• Your instructions: Copy out the listing that follows, exact in every word, and skip the images.

[Data entries]
....

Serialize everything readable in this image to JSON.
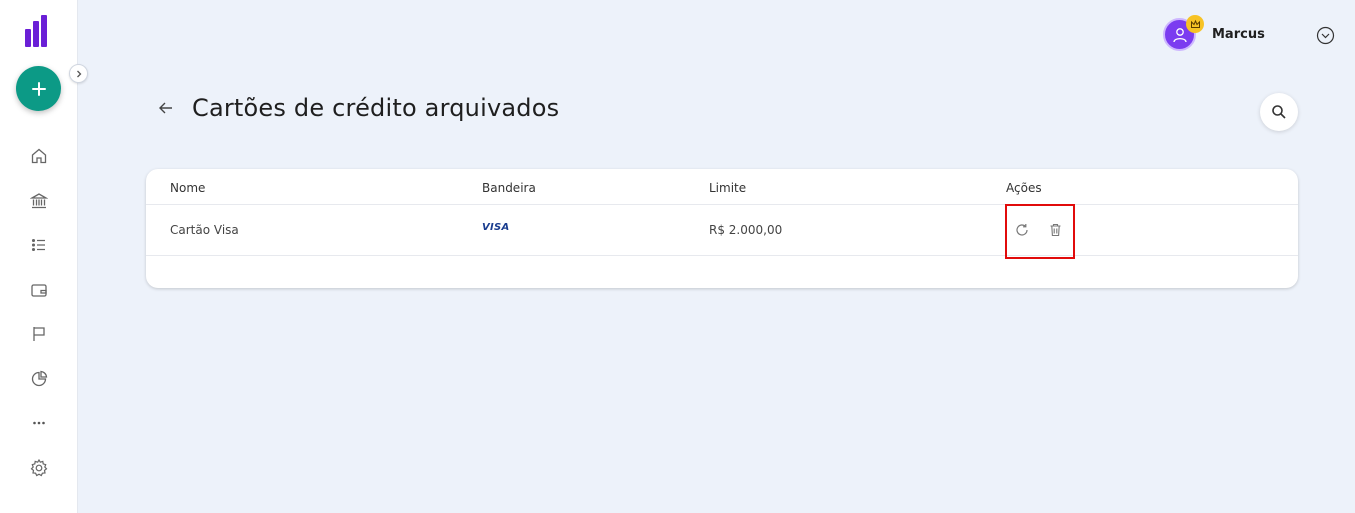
{
  "user": {
    "name": "Marcus"
  },
  "page": {
    "title": "Cartões de crédito arquivados"
  },
  "table": {
    "columns": [
      "Nome",
      "Bandeira",
      "Limite",
      "Ações"
    ],
    "rows": [
      {
        "nome": "Cartão Visa",
        "bandeira": "VISA",
        "limite": "R$ 2.000,00"
      }
    ]
  },
  "icons": {
    "fab": "plus-icon",
    "collapse": "chevron-right-icon",
    "nav": [
      "home-icon",
      "bank-icon",
      "list-icon",
      "wallet-icon",
      "flag-icon",
      "pie-chart-icon",
      "more-icon",
      "gear-icon"
    ],
    "actions": [
      "restore-icon",
      "trash-icon"
    ]
  },
  "colors": {
    "brand": "#6a1fd6",
    "fab": "#0c9a86",
    "background": "#edf2fa",
    "highlight": "#e10b0b"
  }
}
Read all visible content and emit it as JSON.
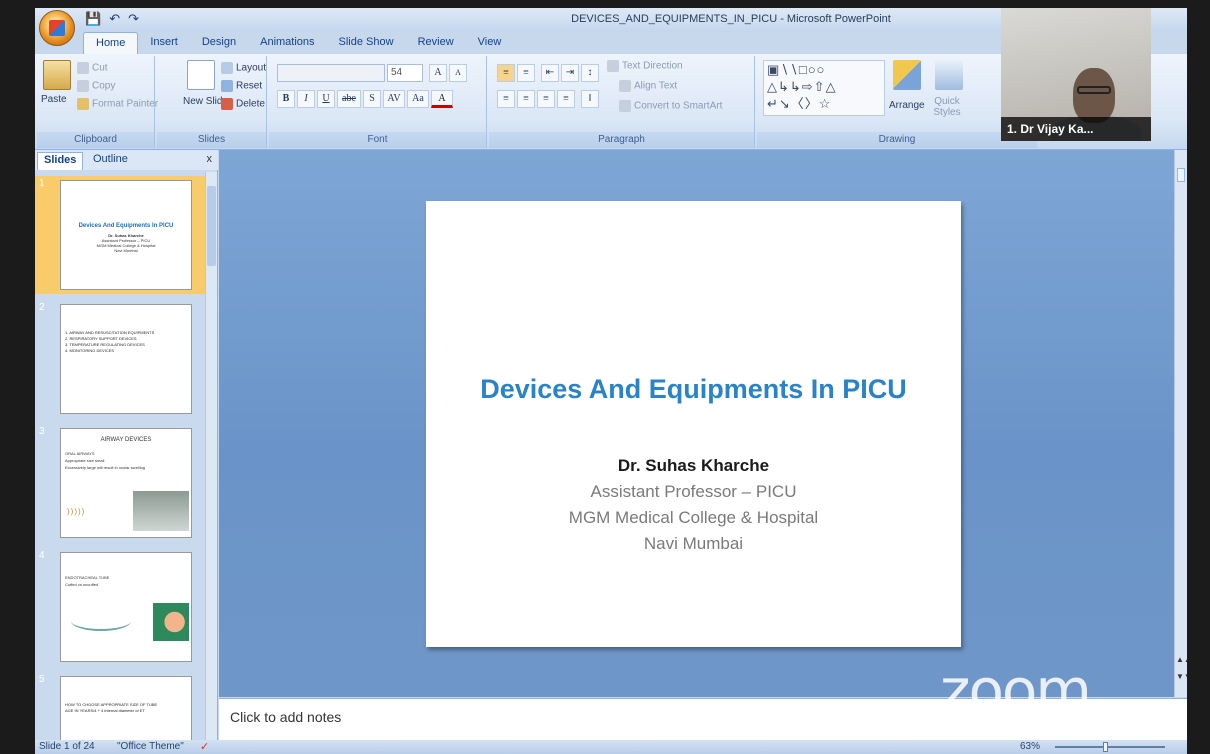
{
  "window": {
    "title": "DEVICES_AND_EQUIPMENTS_IN_PICU - Microsoft PowerPoint"
  },
  "quick_access": [
    "save-icon",
    "undo-icon",
    "redo-icon"
  ],
  "tabs": [
    "Home",
    "Insert",
    "Design",
    "Animations",
    "Slide Show",
    "Review",
    "View"
  ],
  "ribbon": {
    "clipboard": {
      "paste": "Paste",
      "cut": "Cut",
      "copy": "Copy",
      "format_painter": "Format Painter",
      "label": "Clipboard"
    },
    "slides": {
      "new_slide": "New Slide",
      "layout": "Layout",
      "reset": "Reset",
      "delete": "Delete",
      "label": "Slides"
    },
    "font": {
      "size": "54",
      "label": "Font",
      "bold": "B",
      "italic": "I",
      "underline": "U",
      "strike": "abe",
      "shadow": "S",
      "spacing": "AV",
      "case": "Aa",
      "grow": "A",
      "shrink": "A"
    },
    "paragraph": {
      "text_direction": "Text Direction",
      "align_text": "Align Text",
      "smartart": "Convert to SmartArt",
      "label": "Paragraph"
    },
    "drawing": {
      "arrange": "Arrange",
      "quick_styles": "Quick Styles",
      "label": "Drawing"
    }
  },
  "webcam": {
    "participant": "1. Dr Vijay Ka..."
  },
  "left_pane": {
    "tabs": [
      "Slides",
      "Outline"
    ],
    "close": "x",
    "thumbnails": [
      {
        "num": "1",
        "title": "Devices And Equipments In PICU",
        "sub": [
          "Dr. Suhas Kharche",
          "Assistant Professor – PICU",
          "MGM Medical College & Hospital",
          "Navi Mumbai"
        ]
      },
      {
        "num": "2",
        "bullets": [
          "1. AIRWAY AND RESUSCITATION EQUIPMENTS",
          "2. RESPIRATORY SUPPORT DEVICES",
          "3. TEMPERATURE REGULATING DEVICES",
          "4. MONITORING DEVICES"
        ]
      },
      {
        "num": "3",
        "heading": "AIRWAY DEVICES",
        "lines": [
          "ORAL AIRWAYS",
          "Appropriate size small",
          "Excessively large will result in ocular swelling"
        ]
      },
      {
        "num": "4",
        "heading": "ENDOTRACHEAL TUBE",
        "lines": [
          "Cuffed vs uncuffed"
        ]
      },
      {
        "num": "5",
        "bullets": [
          "HOW TO CHOOSE APPROPRIATE SIZE OF TUBE",
          "AGE IN YEARS/4 + 4 internal diameter of ET"
        ]
      }
    ]
  },
  "slide": {
    "title": "Devices And Equipments In PICU",
    "presenter": "Dr. Suhas Kharche",
    "role": "Assistant Professor – PICU",
    "institution": "MGM Medical College & Hospital",
    "location": "Navi Mumbai"
  },
  "notes": {
    "placeholder": "Click to add notes"
  },
  "watermark": "zoom",
  "status": {
    "slide": "Slide 1 of 24",
    "theme": "\"Office Theme\"",
    "zoom": "63%"
  }
}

....

• Written response:
Serialize everything readable in this image to JSON.
{
  "user": {
    "name": "Marcus"
  },
  "page": {
    "title": "Cartões de crédito arquivados"
  },
  "table": {
    "columns": [
      "Nome",
      "Bandeira",
      "Limite",
      "Ações"
    ],
    "rows": [
      {
        "nome": "Cartão Visa",
        "bandeira": "VISA",
        "limite": "R$ 2.000,00"
      }
    ]
  },
  "icons": {
    "fab": "plus-icon",
    "collapse": "chevron-right-icon",
    "nav": [
      "home-icon",
      "bank-icon",
      "list-icon",
      "wallet-icon",
      "flag-icon",
      "pie-chart-icon",
      "more-icon",
      "gear-icon"
    ],
    "actions": [
      "restore-icon",
      "trash-icon"
    ]
  },
  "colors": {
    "brand": "#6a1fd6",
    "fab": "#0c9a86",
    "background": "#edf2fa",
    "highlight": "#e10b0b"
  }
}
Read all visible content and emit it as JSON.
{
  "window": {
    "title": "DEVICES_AND_EQUIPMENTS_IN_PICU - Microsoft PowerPoint"
  },
  "quick_access": [
    "save-icon",
    "undo-icon",
    "redo-icon"
  ],
  "tabs": [
    "Home",
    "Insert",
    "Design",
    "Animations",
    "Slide Show",
    "Review",
    "View"
  ],
  "ribbon": {
    "clipboard": {
      "paste": "Paste",
      "cut": "Cut",
      "copy": "Copy",
      "format_painter": "Format Painter",
      "label": "Clipboard"
    },
    "slides": {
      "new_slide": "New Slide",
      "layout": "Layout",
      "reset": "Reset",
      "delete": "Delete",
      "label": "Slides"
    },
    "font": {
      "size": "54",
      "label": "Font",
      "bold": "B",
      "italic": "I",
      "underline": "U",
      "strike": "abe",
      "shadow": "S",
      "spacing": "AV",
      "case": "Aa",
      "grow": "A",
      "shrink": "A"
    },
    "paragraph": {
      "text_direction": "Text Direction",
      "align_text": "Align Text",
      "smartart": "Convert to SmartArt",
      "label": "Paragraph"
    },
    "drawing": {
      "arrange": "Arrange",
      "quick_styles": "Quick Styles",
      "label": "Drawing"
    }
  },
  "webcam": {
    "participant": "1. Dr Vijay Ka..."
  },
  "left_pane": {
    "tabs": [
      "Slides",
      "Outline"
    ],
    "close": "x",
    "thumbnails": [
      {
        "num": "1",
        "title": "Devices And Equipments In PICU",
        "sub": [
          "Dr. Suhas Kharche",
          "Assistant Professor – PICU",
          "MGM Medical College & Hospital",
          "Navi Mumbai"
        ]
      },
      {
        "num": "2",
        "bullets": [
          "1. AIRWAY AND RESUSCITATION EQUIPMENTS",
          "2. RESPIRATORY SUPPORT DEVICES",
          "3. TEMPERATURE REGULATING DEVICES",
          "4. MONITORING DEVICES"
        ]
      },
      {
        "num": "3",
        "heading": "AIRWAY DEVICES",
        "lines": [
          "ORAL AIRWAYS",
          "Appropriate size small",
          "Excessively large will result in ocular swelling"
        ]
      },
      {
        "num": "4",
        "heading": "ENDOTRACHEAL TUBE",
        "lines": [
          "Cuffed vs uncuffed"
        ]
      },
      {
        "num": "5",
        "bullets": [
          "HOW TO CHOOSE APPROPRIATE SIZE OF TUBE",
          "AGE IN YEARS/4 + 4 internal diameter of ET"
        ]
      }
    ]
  },
  "slide": {
    "title": "Devices And Equipments In PICU",
    "presenter": "Dr. Suhas Kharche",
    "role": "Assistant Professor – PICU",
    "institution": "MGM Medical College & Hospital",
    "location": "Navi Mumbai"
  },
  "notes": {
    "placeholder": "Click to add notes"
  },
  "watermark": "zoom",
  "status": {
    "slide": "Slide 1 of 24",
    "theme": "\"Office Theme\"",
    "zoom": "63%"
  }
}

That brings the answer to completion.